## Start Entries supplied
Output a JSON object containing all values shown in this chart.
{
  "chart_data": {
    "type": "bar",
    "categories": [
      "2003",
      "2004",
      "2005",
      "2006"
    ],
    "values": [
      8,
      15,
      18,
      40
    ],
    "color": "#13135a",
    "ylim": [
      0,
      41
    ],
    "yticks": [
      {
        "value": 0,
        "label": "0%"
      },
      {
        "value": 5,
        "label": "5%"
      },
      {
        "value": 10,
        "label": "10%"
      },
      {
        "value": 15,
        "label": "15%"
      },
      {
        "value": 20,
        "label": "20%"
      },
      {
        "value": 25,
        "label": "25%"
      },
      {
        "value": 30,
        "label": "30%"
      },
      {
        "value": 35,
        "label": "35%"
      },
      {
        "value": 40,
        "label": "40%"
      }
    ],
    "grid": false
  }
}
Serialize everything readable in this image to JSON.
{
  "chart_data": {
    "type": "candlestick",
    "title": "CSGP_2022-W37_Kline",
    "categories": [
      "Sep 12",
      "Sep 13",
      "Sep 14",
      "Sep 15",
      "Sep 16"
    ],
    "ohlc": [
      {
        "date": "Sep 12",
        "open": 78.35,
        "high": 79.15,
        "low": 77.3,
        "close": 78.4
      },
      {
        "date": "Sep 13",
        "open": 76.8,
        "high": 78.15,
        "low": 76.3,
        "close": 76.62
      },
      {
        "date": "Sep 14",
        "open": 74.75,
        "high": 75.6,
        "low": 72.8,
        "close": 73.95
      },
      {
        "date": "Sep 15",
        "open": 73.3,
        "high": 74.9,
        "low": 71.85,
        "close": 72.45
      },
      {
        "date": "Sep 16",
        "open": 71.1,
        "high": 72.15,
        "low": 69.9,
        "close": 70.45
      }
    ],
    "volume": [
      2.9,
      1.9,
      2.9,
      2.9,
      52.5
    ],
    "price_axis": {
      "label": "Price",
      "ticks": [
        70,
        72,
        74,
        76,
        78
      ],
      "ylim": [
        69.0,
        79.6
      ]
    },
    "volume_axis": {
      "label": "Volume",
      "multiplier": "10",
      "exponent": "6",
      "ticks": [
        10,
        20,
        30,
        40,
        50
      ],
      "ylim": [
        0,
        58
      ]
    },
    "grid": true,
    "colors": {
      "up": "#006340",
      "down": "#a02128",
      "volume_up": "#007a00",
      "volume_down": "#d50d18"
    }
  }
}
## End Entries supplied
Copy out each line of the listing that holds "close".

        "close": 78.4
        "close": 76.62
        "close": 73.95
        "close": 72.45
        "close": 70.45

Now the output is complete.